# [YOUR INSTRUCTIONS]
Give the lines from the line containing "brown bars <box>170 84 175 108</box>" to the line containing "V1 disc <box>150 36 165 42</box>", inclusive, as a JSON list of strings with one string per line and no blank lines.

# [ENTRIES PROVIDED]
++++++++++

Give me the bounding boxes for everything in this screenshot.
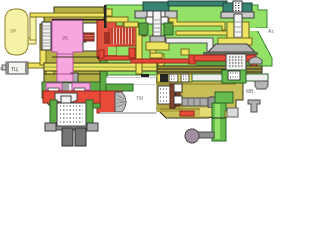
brown bars <box>170 84 175 108</box>
pink stem through band <box>57 74 73 82</box>
red pipe elbow up to band <box>189 55 196 64</box>
white dotted flange on joint <box>228 71 240 80</box>
TM pipe green top wall <box>106 84 133 91</box>
equalizing chamber UK pink <box>52 19 83 81</box>
yellow pipe V1 right upper <box>169 18 225 30</box>
black divider olive-green <box>104 5 107 28</box>
piston guide between arcs <box>59 83 72 92</box>
pink stem of UK <box>57 54 73 81</box>
white dotted block on strip 2 <box>181 74 189 82</box>
V1 side spring blocks <box>146 17 153 24</box>
V1 yellow base <box>146 42 169 50</box>
yellow pipe V1 down <box>150 50 156 58</box>
red bits bottom <box>180 111 194 116</box>
yellow elbow V1 base to right riser <box>150 53 162 58</box>
V2 center spring cylinder <box>233 1 242 14</box>
green window in red <box>108 47 116 55</box>
bar divider line <box>212 117 226 119</box>
grey fitting below body right <box>248 100 260 112</box>
white pipe W1 <box>166 38 213 52</box>
red check valve mass <box>97 20 137 57</box>
TM red interior <box>97 91 122 113</box>
black flange left <box>141 74 149 82</box>
dark ledge under bell <box>203 52 258 55</box>
spring chamber walls <box>50 100 57 128</box>
body upper strip yellow <box>157 74 192 82</box>
V1 disc <box>150 36 165 42</box>
interior: white dotted blocks left <box>158 86 170 104</box>
handle rod <box>198 132 214 138</box>
yellow channel in olive below stack <box>40 50 46 65</box>
dark khaki band assembly top <box>157 66 262 74</box>
white stem down <box>61 96 71 108</box>
white pipe W2 <box>192 74 268 81</box>
white dotted block on strip <box>169 74 178 82</box>
valve seat dark red striped <box>84 33 94 41</box>
dark red detail <box>104 32 110 44</box>
white valve center <box>55 93 77 103</box>
white H block right of UK <box>83 23 97 51</box>
white half discs under arcs <box>48 88 59 93</box>
black line under red mass <box>97 57 110 59</box>
grey shaft <box>182 98 209 106</box>
yellow pipe top from olive <box>106 17 128 27</box>
green TM pipe left wall <box>100 58 107 92</box>
handle ball <box>185 129 199 143</box>
green main body field <box>106 5 272 75</box>
V2 stem <box>234 14 242 44</box>
red thick band under bell <box>194 55 256 61</box>
yellow nub right of bar <box>225 111 231 117</box>
hex fitting on W2 <box>255 81 268 89</box>
pipe UR horizontal to olive <box>30 13 106 17</box>
top dark strip <box>168 1 227 6</box>
grey feet <box>62 128 73 146</box>
TM pipe interior <box>106 84 156 113</box>
pink arcs <box>46 83 62 90</box>
body left section darker <box>157 82 183 112</box>
pipe UR elbow <box>28 38 36 44</box>
feet base plate <box>56 126 87 130</box>
green vertical bar <box>212 103 226 141</box>
lower-left valve: olive band <box>44 74 100 82</box>
black flange right <box>160 74 168 82</box>
yellow elbow left of band <box>181 49 189 55</box>
red band <box>43 91 100 103</box>
black hairline under olive top <box>52 19 104 21</box>
pipe UR vertical <box>30 13 36 40</box>
brake cylinder TC <box>2 65 7 70</box>
grey half disc on red <box>249 57 262 64</box>
yellow long pipe y32 <box>176 31 246 35</box>
red pipe elbow up <box>99 50 104 58</box>
V1 dark green blocks <box>139 23 148 35</box>
V2 flange <box>221 12 254 18</box>
white slot right <box>250 28 267 31</box>
TM bottom grey line <box>100 112 156 114</box>
yellow riser to body right <box>158 54 164 74</box>
olive channel hairlines <box>44 57 100 74</box>
olive block body around UK <box>40 7 106 75</box>
V2 yellow surround <box>218 38 252 45</box>
yellow channel band lower <box>44 63 157 71</box>
valve V2 teal caps <box>223 3 234 12</box>
side bolts <box>45 123 56 131</box>
green block top of bar <box>215 92 233 103</box>
TM piston dome <box>115 92 126 112</box>
small dotted blocks <box>174 84 182 92</box>
yellow square on divider <box>105 9 112 16</box>
red pipe segment a <box>99 56 135 60</box>
softening film <box>0 0 280 148</box>
top valve V1 teal cap <box>143 2 169 11</box>
red elbow down right <box>251 61 257 72</box>
grey cap on bar <box>227 108 238 117</box>
red pipe segment b <box>131 59 191 63</box>
lower-left valve green body <box>42 82 100 113</box>
TM pipe white band top <box>106 77 156 84</box>
V2 grey bell <box>208 44 255 52</box>
V1 flange blocks <box>135 11 147 18</box>
green joint block on W2 <box>222 70 246 83</box>
body hairlines <box>157 84 236 109</box>
piston stack left of UK <box>42 22 51 50</box>
reducer spring coils <box>109 28 133 44</box>
reservoir UR capsule <box>5 9 28 55</box>
V2 white spring box <box>226 54 246 71</box>
lower assembly body khaki <box>156 80 243 118</box>
red stub reducer to pipe <box>129 48 135 58</box>
pipe TC to valve <box>28 63 46 68</box>
V2 yellow channels <box>227 22 234 44</box>
bolt on band <box>71 73 78 82</box>
dark green strip under band <box>196 61 252 66</box>
spring chamber interior <box>57 103 86 128</box>
pipe TC elbow down <box>44 63 54 76</box>
yellow riser to body left <box>136 24 142 74</box>
lighter yellow strip in body <box>200 108 236 116</box>
V1 stem <box>153 11 161 42</box>
yellow branch to V1 riser <box>124 22 138 27</box>
shaft knob <box>208 97 217 108</box>
red stub box to V1 <box>137 31 146 36</box>
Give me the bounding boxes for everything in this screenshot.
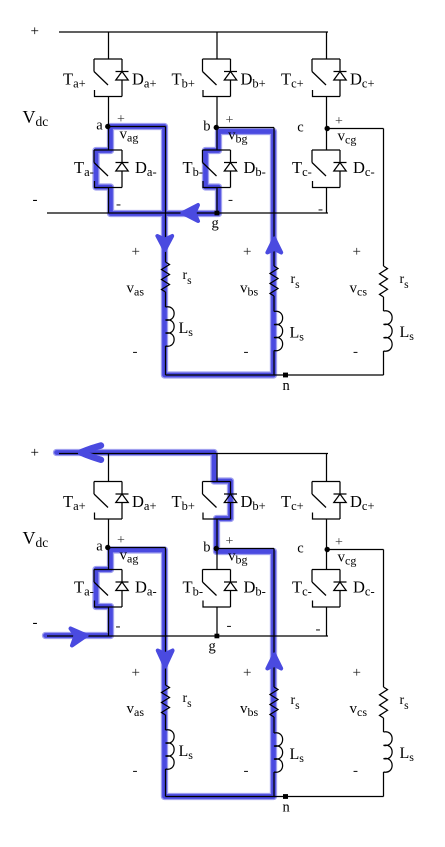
svg-text:a: a <box>96 539 103 555</box>
svg-text:-: - <box>227 618 232 634</box>
transistor Ta- (fig2) <box>94 570 122 608</box>
resistor r_s phase c (fig2) <box>380 687 388 718</box>
svg-text:-: - <box>133 344 138 360</box>
wire node c to load branch (fig1) <box>327 128 384 130</box>
svg-text:+: + <box>132 665 140 681</box>
transistor Ta+ (fig2) <box>94 482 122 520</box>
node c junction dot (fig2) <box>325 547 330 552</box>
svg-text:n: n <box>283 800 291 816</box>
wire phase c load branch (fig1) <box>383 129 385 267</box>
wire phase a load branch (fig2) <box>165 548 167 686</box>
svg-text:-: - <box>353 763 358 779</box>
transistor Tb+ (fig2) <box>203 482 231 520</box>
transistor Tb+ (fig1) <box>203 59 231 97</box>
svg-text:+: + <box>132 244 140 260</box>
diode Dc+ (fig1) <box>334 59 347 97</box>
inductor L_s phase c (fig1) <box>384 311 393 351</box>
wire phase b load branch (fig1) <box>273 128 275 267</box>
transistor Tc+ (fig2) <box>312 482 340 520</box>
diode Dc- (fig1) <box>334 150 347 188</box>
wire bottom DC rail (fig2) <box>47 635 328 637</box>
node b junction dot (fig2) <box>214 546 219 551</box>
svg-text:-: - <box>116 619 121 635</box>
wire node a to load branch (fig2) <box>109 547 166 549</box>
svg-text:-: - <box>353 344 358 360</box>
svg-text:+: + <box>31 24 39 40</box>
svg-text:b: b <box>203 119 210 135</box>
svg-text:-: - <box>244 344 249 360</box>
wire leg a upper (fig2) <box>108 454 110 482</box>
wire top DC rail (fig1) <box>59 31 328 33</box>
wire load bottom (star) (fig2) <box>166 796 384 798</box>
svg-text:+: + <box>226 113 234 128</box>
resistor r_s phase a (fig1) <box>162 262 170 292</box>
node g junction dot (fig2) <box>215 634 220 639</box>
node n junction dot (fig1) <box>283 373 288 378</box>
diode Da+ (fig1) <box>116 59 129 97</box>
wire node a to load branch (fig1) <box>109 126 166 128</box>
wire phase b load branch (fig2) <box>273 549 275 688</box>
arrow current left on bottom rail (fig1) <box>183 205 199 221</box>
svg-text:c: c <box>297 120 303 136</box>
wire node b to load branch (fig1) <box>217 127 274 129</box>
wire leg c middle (fig2) <box>326 519 328 570</box>
svg-text:-: - <box>228 192 233 208</box>
wire leg a lower (fig2) <box>108 607 110 636</box>
svg-text:+: + <box>353 665 361 681</box>
wire phase c load branch (fig2) <box>383 550 385 688</box>
svg-text:+: + <box>353 244 361 260</box>
diode Dc- (fig2) <box>334 570 347 608</box>
svg-text:+: + <box>117 533 125 548</box>
wire leg b lower (fig2) <box>216 607 218 636</box>
wire leg a middle (fig2) <box>108 519 110 570</box>
wire leg b middle (fig1) <box>216 97 218 151</box>
svg-text:-: - <box>318 202 323 218</box>
svg-text:+: + <box>243 244 251 260</box>
svg-text:b: b <box>203 540 210 556</box>
diode Db- (fig1) <box>224 150 237 188</box>
wire leg b upper (fig2) <box>216 454 218 482</box>
transistor Tb- (fig2) <box>203 570 231 608</box>
svg-text:+: + <box>31 445 39 461</box>
diode Dc+ (fig2) <box>334 482 347 520</box>
transistor Tc- (fig2) <box>312 570 340 608</box>
wire bottom DC rail (fig1) <box>47 212 328 214</box>
inductor L_s phase b (fig1) <box>274 311 283 350</box>
wire leg a upper (fig1) <box>108 32 110 59</box>
wire load bottom (star) (fig1) <box>166 374 384 376</box>
svg-text:c: c <box>297 541 303 557</box>
wire leg c upper (fig2) <box>326 454 328 482</box>
arrow current up on phase b load (fig1) <box>267 239 281 253</box>
inductor L_s phase b (fig2) <box>274 733 283 772</box>
svg-text:a: a <box>96 118 103 134</box>
wire node b to load branch (fig2) <box>217 548 274 550</box>
svg-text:-: - <box>133 763 138 779</box>
wire leg c lower (fig2) <box>326 607 328 636</box>
diode Db- (fig2) <box>224 570 237 608</box>
arrow current down on phase a load (fig2) <box>158 651 173 667</box>
wire leg c upper (fig1) <box>326 32 328 59</box>
svg-text:+: + <box>226 534 234 549</box>
wire phase a load branch (fig1) <box>165 127 167 263</box>
inductor L_s phase a (fig1) <box>166 307 175 346</box>
node g junction dot (fig1) <box>215 211 220 216</box>
svg-text:n: n <box>283 378 291 394</box>
wire leg a lower (fig1) <box>108 188 110 214</box>
diode Da+ (fig2) <box>116 482 129 520</box>
wire leg b middle (fig2) <box>216 519 218 570</box>
svg-text:-: - <box>316 621 321 637</box>
transistor Ta- (fig1) <box>94 150 122 188</box>
svg-text:+: + <box>117 112 125 127</box>
svg-text:+: + <box>335 535 343 550</box>
diode Db+ (fig1) <box>224 59 237 97</box>
diode Db+ (fig2) <box>224 482 237 520</box>
svg-text:+: + <box>243 665 251 681</box>
wire leg b upper (fig1) <box>216 32 218 59</box>
arrow current left on top rail (fig2) <box>81 446 101 460</box>
node a junction dot (fig2) <box>105 545 110 550</box>
inductor L_s phase c (fig2) <box>384 732 393 772</box>
svg-text:g: g <box>212 216 219 232</box>
resistor r_s phase b (fig1) <box>270 266 278 296</box>
arrow current up on phase b load (fig2) <box>267 655 281 669</box>
resistor r_s phase c (fig1) <box>380 266 388 297</box>
wire leg b lower (fig1) <box>216 188 218 214</box>
diode Da- (fig2) <box>116 570 129 608</box>
transistor Tc+ (fig1) <box>312 59 340 97</box>
svg-text:-: - <box>33 615 38 631</box>
wire leg c middle (fig1) <box>326 97 328 151</box>
arrow current down on phase a load (fig1) <box>157 236 172 250</box>
node b junction dot (fig1) <box>214 125 219 130</box>
transistor Tb- (fig1) <box>203 150 231 188</box>
resistor r_s phase a (fig2) <box>162 685 170 715</box>
node a junction dot (fig1) <box>105 124 110 129</box>
svg-text:-: - <box>244 763 249 779</box>
wire leg a middle (fig1) <box>108 97 110 151</box>
inductor L_s phase a (fig2) <box>166 730 175 769</box>
svg-text:g: g <box>209 639 216 655</box>
resistor r_s phase b (fig2) <box>270 687 278 717</box>
svg-text:-: - <box>33 192 38 208</box>
wire node c to load branch (fig2) <box>327 549 384 551</box>
transistor Tc- (fig1) <box>312 150 340 188</box>
node c junction dot (fig1) <box>325 126 330 131</box>
wire blue current path fig2: from + rail through Tb+, node b, b-load, n, a-load, node a, Ta-, bottom rail to - <box>46 453 274 797</box>
wire top DC rail (fig2) <box>59 453 328 455</box>
node n junction dot (fig2) <box>283 794 288 799</box>
diode Da- (fig1) <box>116 150 129 188</box>
transistor Ta+ (fig1) <box>94 59 122 97</box>
wire leg c lower (fig1) <box>326 188 328 214</box>
arrow current right on bottom rail (fig2) <box>71 629 87 646</box>
svg-text:+: + <box>335 114 343 129</box>
wire blue current path fig1: a-load down, n, b-load up, Tb- , bottom rail, Ta- <box>96 127 274 376</box>
svg-text:-: - <box>116 196 121 212</box>
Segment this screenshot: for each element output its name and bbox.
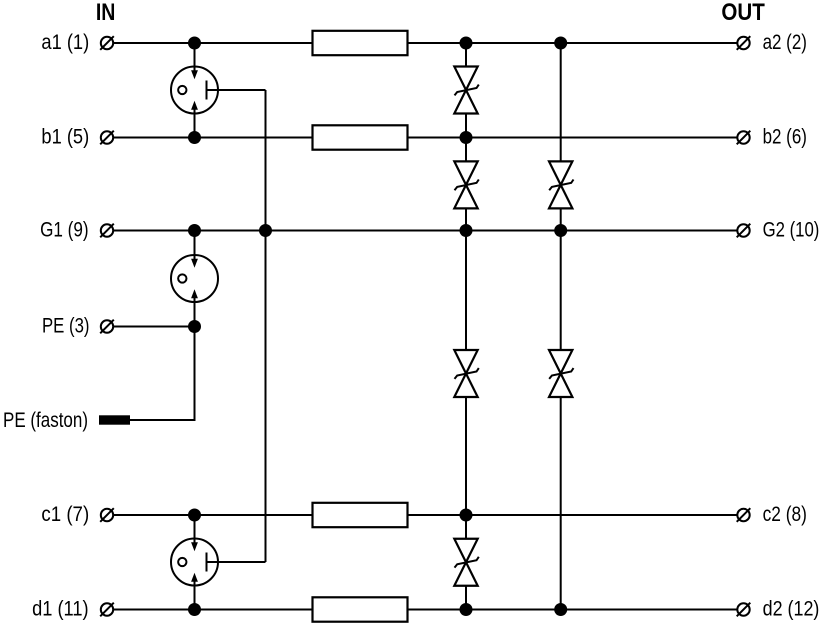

++++++++++

# [RESPONSE TO THE EXERCISE]
[
  "brown bars <box>170 84 175 108</box>",
  "pink stem through band <box>57 74 73 82</box>",
  "red pipe elbow up to band <box>189 55 196 64</box>",
  "white dotted flange on joint <box>228 71 240 80</box>",
  "TM pipe green top wall <box>106 84 133 91</box>",
  "equalizing chamber UK pink <box>52 19 83 81</box>",
  "yellow pipe V1 right upper <box>169 18 225 30</box>",
  "black divider olive-green <box>104 5 107 28</box>",
  "piston guide between arcs <box>59 83 72 92</box>",
  "pink stem of UK <box>57 54 73 81</box>",
  "white dotted block on strip 2 <box>181 74 189 82</box>",
  "V1 side spring blocks <box>146 17 153 24</box>",
  "V1 yellow base <box>146 42 169 50</box>",
  "yellow pipe V1 down <box>150 50 156 58</box>",
  "red bits bottom <box>180 111 194 116</box>",
  "yellow elbow V1 base to right riser <box>150 53 162 58</box>",
  "V2 center spring cylinder <box>233 1 242 14</box>",
  "green window in red <box>108 47 116 55</box>",
  "bar divider line <box>212 117 226 119</box>",
  "grey fitting below body right <box>248 100 260 112</box>",
  "white pipe W1 <box>166 38 213 52</box>",
  "red check valve mass <box>97 20 137 57</box>",
  "TM red interior <box>97 91 122 113</box>",
  "black flange left <box>141 74 149 82</box>",
  "dark ledge under bell <box>203 52 258 55</box>",
  "spring chamber walls <box>50 100 57 128</box>",
  "body upper strip yellow <box>157 74 192 82</box>",
  "V1 disc <box>150 36 165 42</box>"
]